> **Stated problem**
Identify each line below containing the string "нечто" and copy it.

============

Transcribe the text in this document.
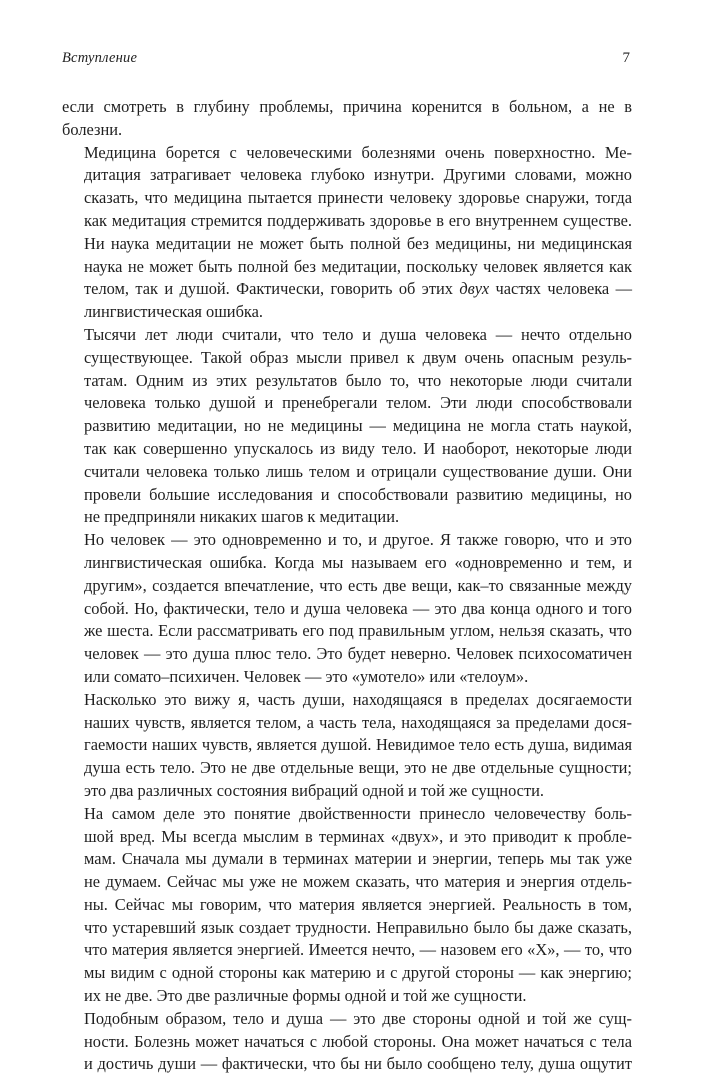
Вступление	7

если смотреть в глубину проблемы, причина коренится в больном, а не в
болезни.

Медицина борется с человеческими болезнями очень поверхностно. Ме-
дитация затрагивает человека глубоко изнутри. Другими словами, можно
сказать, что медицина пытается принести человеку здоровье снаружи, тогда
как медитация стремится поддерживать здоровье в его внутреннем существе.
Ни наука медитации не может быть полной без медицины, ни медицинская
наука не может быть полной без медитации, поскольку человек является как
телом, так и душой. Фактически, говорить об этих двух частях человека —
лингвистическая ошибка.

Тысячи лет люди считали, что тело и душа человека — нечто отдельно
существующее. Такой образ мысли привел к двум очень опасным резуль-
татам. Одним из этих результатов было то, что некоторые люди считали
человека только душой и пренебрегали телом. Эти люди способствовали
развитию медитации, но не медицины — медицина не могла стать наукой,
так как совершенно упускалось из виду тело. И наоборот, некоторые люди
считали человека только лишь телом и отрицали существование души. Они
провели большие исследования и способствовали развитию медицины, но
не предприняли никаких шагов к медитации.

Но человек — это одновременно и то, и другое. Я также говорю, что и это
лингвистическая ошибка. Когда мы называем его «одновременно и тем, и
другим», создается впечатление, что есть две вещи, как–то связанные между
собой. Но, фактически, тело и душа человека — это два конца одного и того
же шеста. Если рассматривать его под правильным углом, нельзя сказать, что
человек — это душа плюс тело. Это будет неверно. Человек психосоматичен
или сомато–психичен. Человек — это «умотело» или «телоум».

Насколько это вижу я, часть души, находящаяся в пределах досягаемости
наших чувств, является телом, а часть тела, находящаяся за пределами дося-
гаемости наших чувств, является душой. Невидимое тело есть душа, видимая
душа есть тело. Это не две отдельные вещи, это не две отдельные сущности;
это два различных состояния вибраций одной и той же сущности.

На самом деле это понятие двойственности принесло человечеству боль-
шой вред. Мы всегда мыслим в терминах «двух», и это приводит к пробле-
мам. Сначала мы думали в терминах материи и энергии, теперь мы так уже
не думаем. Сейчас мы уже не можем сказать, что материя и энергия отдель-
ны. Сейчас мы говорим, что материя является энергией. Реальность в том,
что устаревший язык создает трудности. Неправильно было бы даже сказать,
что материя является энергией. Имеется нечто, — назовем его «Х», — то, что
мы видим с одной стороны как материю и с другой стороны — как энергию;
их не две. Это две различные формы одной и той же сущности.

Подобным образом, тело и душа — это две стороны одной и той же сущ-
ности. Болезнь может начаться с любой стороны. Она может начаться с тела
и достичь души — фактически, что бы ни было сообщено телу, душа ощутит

============

> **Full response**
Тысячи лет люди считали, что тело и душа человека — нечто отдельно
что материя является энергией. Имеется нечто, — назовем его «Х», — то, что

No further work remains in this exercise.